* **Job**: State the number of lines that contain the word "count", and add nothing else.

— start of Material for the task —

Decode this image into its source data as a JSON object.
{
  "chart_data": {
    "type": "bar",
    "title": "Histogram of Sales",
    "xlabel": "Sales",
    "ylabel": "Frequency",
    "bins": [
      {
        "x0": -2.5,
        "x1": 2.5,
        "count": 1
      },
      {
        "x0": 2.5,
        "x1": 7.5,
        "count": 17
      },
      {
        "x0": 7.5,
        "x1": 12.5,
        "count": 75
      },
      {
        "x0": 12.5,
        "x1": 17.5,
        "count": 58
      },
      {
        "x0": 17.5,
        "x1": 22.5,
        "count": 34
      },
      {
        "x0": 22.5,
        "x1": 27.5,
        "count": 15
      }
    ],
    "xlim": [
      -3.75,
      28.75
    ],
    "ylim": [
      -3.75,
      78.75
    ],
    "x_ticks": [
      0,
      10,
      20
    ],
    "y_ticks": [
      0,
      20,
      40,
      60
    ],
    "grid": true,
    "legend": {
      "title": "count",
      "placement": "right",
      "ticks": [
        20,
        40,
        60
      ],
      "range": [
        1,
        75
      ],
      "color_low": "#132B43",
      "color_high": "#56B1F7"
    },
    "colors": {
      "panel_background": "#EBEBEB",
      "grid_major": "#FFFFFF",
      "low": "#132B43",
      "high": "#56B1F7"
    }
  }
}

— end of Material for the task —

* **Task response**: 7